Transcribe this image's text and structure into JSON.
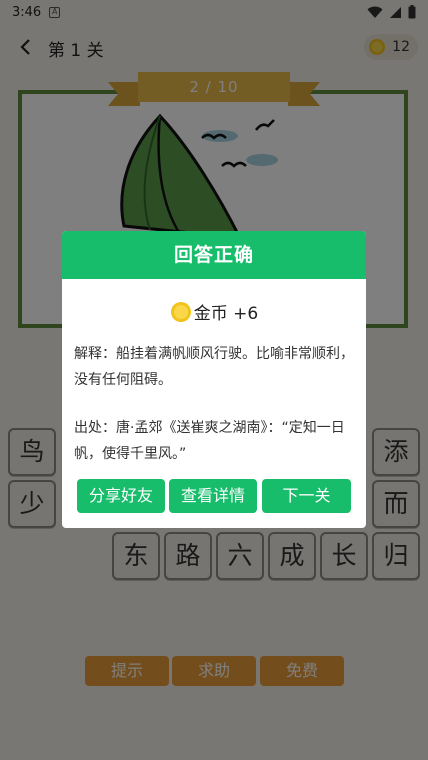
{
  "status_bar": {
    "time": "3:46",
    "notification_glyph": "A"
  },
  "header": {
    "level_title": "第 1 关",
    "coins": "12"
  },
  "progress": {
    "label": "2 / 10",
    "current": 2,
    "total": 10
  },
  "tiles": [
    "鸟",
    "添",
    "少",
    "而",
    "东",
    "路",
    "六",
    "成",
    "长",
    "归"
  ],
  "bottom_buttons": {
    "hint": "提示",
    "help": "求助",
    "free": "免费"
  },
  "dialog": {
    "title": "回答正确",
    "reward_label": "金币 +6",
    "explanation": "解释：船挂着满帆顺风行驶。比喻非常顺利，没有任何阻碍。",
    "source": "出处：唐·孟郊《送崔爽之湖南》：“定知一日帆，使得千里风。”",
    "share_button": "分享好友",
    "details_button": "查看详情",
    "next_button": "下一关"
  },
  "colors": {
    "accent_green": "#17bd6b",
    "frame_green": "#5e8b3a",
    "orange": "#e89a38",
    "ribbon_gold": "#e8b84a"
  },
  "icons": [
    "wifi-icon",
    "signal-icon",
    "battery-icon",
    "back-arrow-icon",
    "coin-icon"
  ]
}
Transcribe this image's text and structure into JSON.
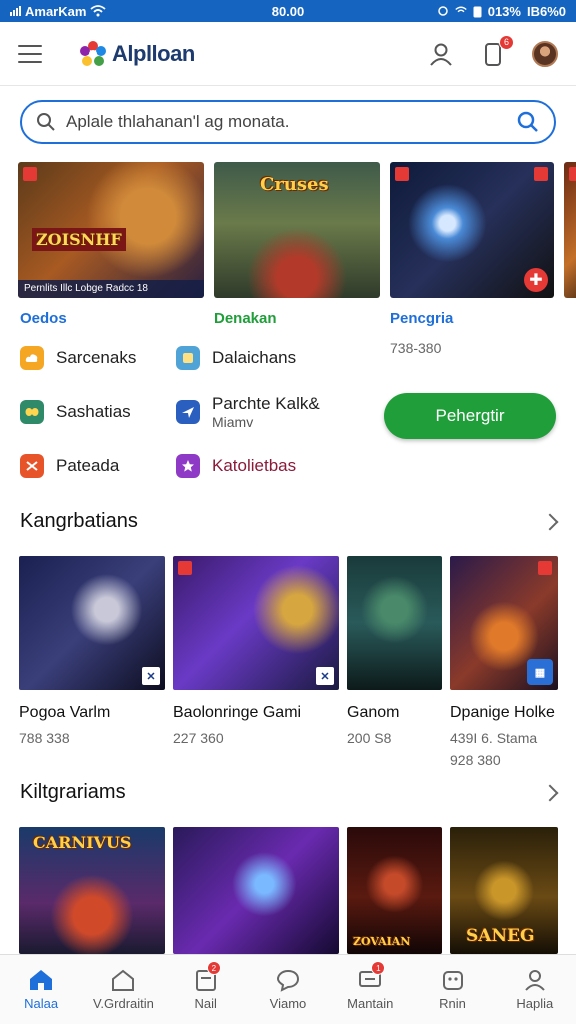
{
  "status_bar": {
    "carrier": "AmarKam",
    "time": "80.00",
    "battery": "013%",
    "extra": "IB6%0"
  },
  "header": {
    "app_name": "Alplloan",
    "notification_count": "6"
  },
  "search": {
    "placeholder": "Aplale thlahanan'l ag monata."
  },
  "featured": [
    {
      "name": "featured-card-1",
      "art_text": "ZOISNHF",
      "caption": "Pernlits Illc Lobge Radcc 18"
    },
    {
      "name": "featured-card-2",
      "art_text": "Cruses"
    },
    {
      "name": "featured-card-3",
      "art_text": ""
    },
    {
      "name": "featured-card-4",
      "art_text": ""
    }
  ],
  "category_headers": {
    "col1": "Oedos",
    "col2": "Denakan",
    "col3": "Pencgria",
    "col3_price": "738-380"
  },
  "categories_col1": [
    {
      "label": "Sarcenaks"
    },
    {
      "label": "Sashatias"
    },
    {
      "label": "Pateada"
    }
  ],
  "categories_col2": [
    {
      "label": "Dalaichans"
    },
    {
      "label": "Parchte Kalk&",
      "sub": "Miamv"
    },
    {
      "label": "Katolietbas"
    }
  ],
  "primary_button": {
    "label": "Pehergtir"
  },
  "section1": {
    "title": "Kangrbatians",
    "games": [
      {
        "name": "Pogoa Varlm",
        "meta": "788 338"
      },
      {
        "name": "Baolonringe Gami",
        "meta": "227 360"
      },
      {
        "name": "Ganom",
        "meta": "200 S8"
      },
      {
        "name": "Dpanige Holke",
        "meta": "439I 6. Stama",
        "meta2": "928 380"
      }
    ]
  },
  "section2": {
    "title": "Kiltgrariams",
    "games": [
      {
        "art_text": "CARNIVUS"
      },
      {
        "art_text": ""
      },
      {
        "art_text": "ZOVAIAN"
      },
      {
        "art_text": "SANEG"
      }
    ]
  },
  "bottom_nav": [
    {
      "label": "Nalaa",
      "active": true
    },
    {
      "label": "V.Grdraitin"
    },
    {
      "label": "Nail",
      "badge": "2"
    },
    {
      "label": "Viamo"
    },
    {
      "label": "Mantain",
      "badge": "1"
    },
    {
      "label": "Rnin"
    },
    {
      "label": "Haplia"
    }
  ],
  "colors": {
    "accent": "#1e6fd9",
    "primary_button": "#1f9e3a",
    "badge": "#e53935",
    "status_bar": "#1565c0"
  }
}
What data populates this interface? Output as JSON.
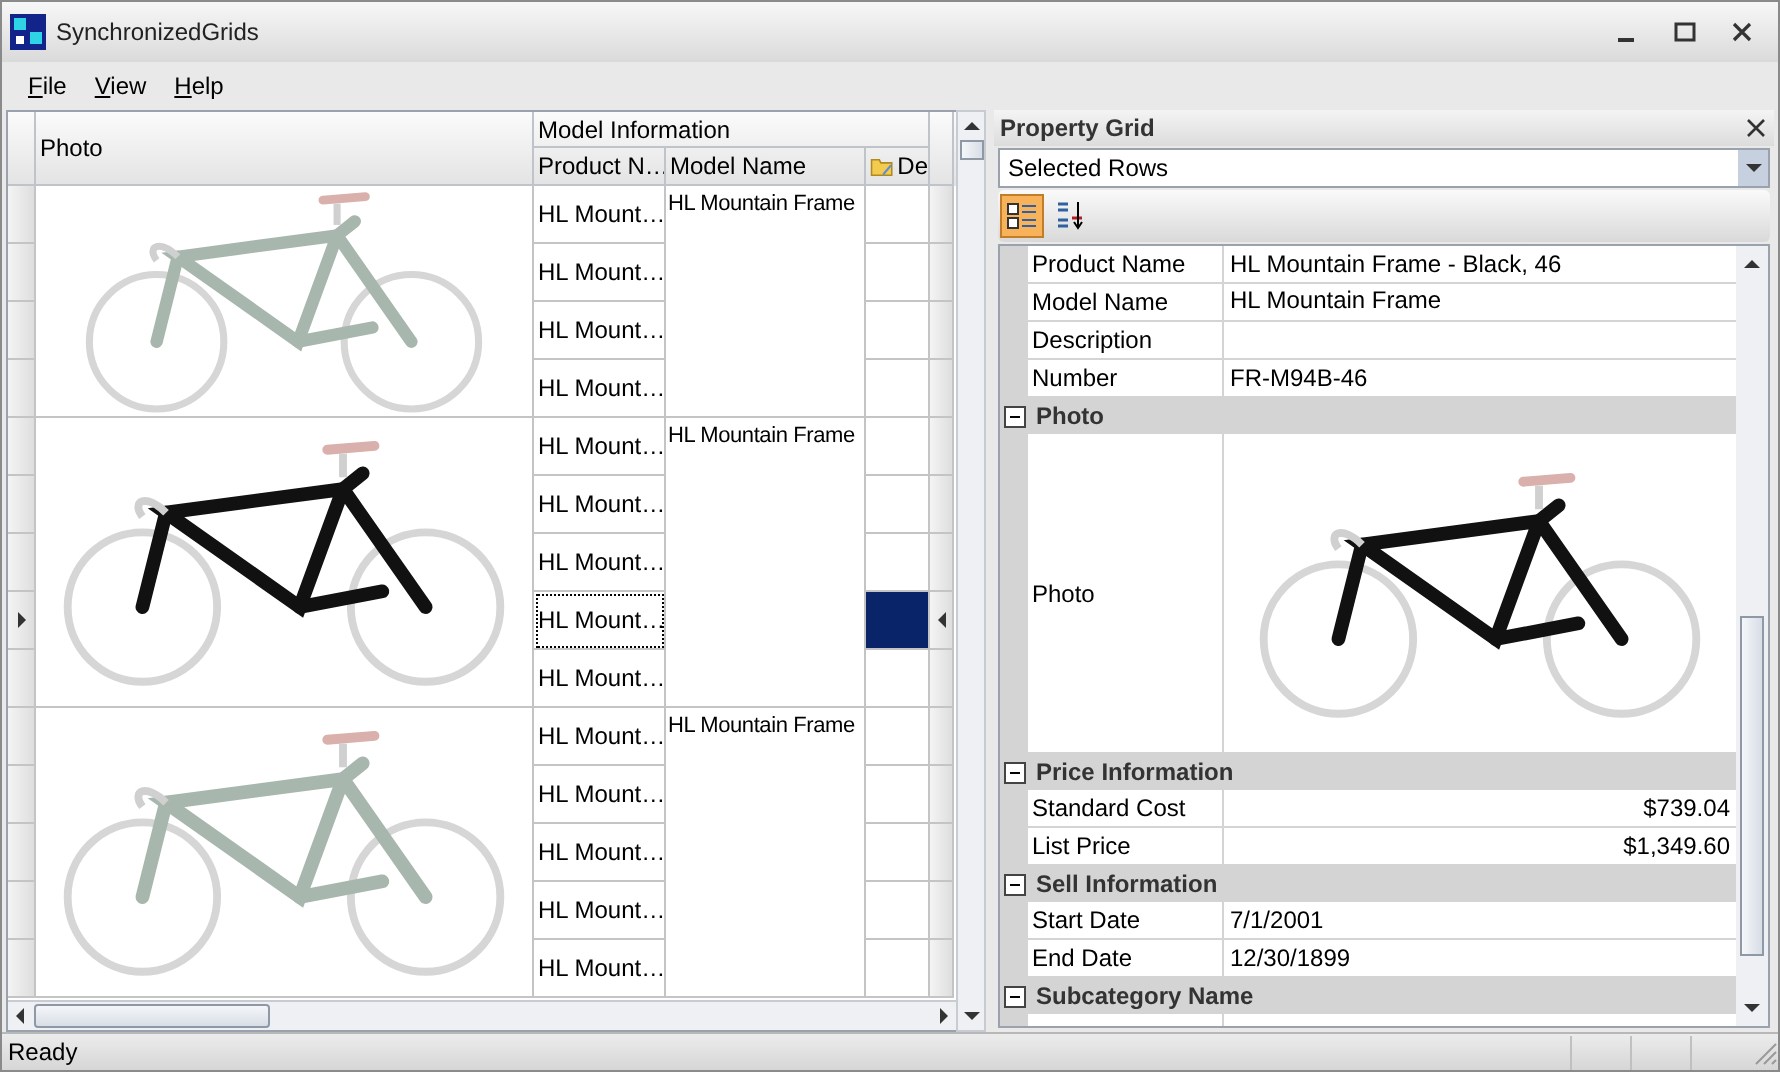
════════════════
**What the exercise asks:**
Among the entries above, how many lines hold the string "card"? Give the number by itself.

**The output:**
4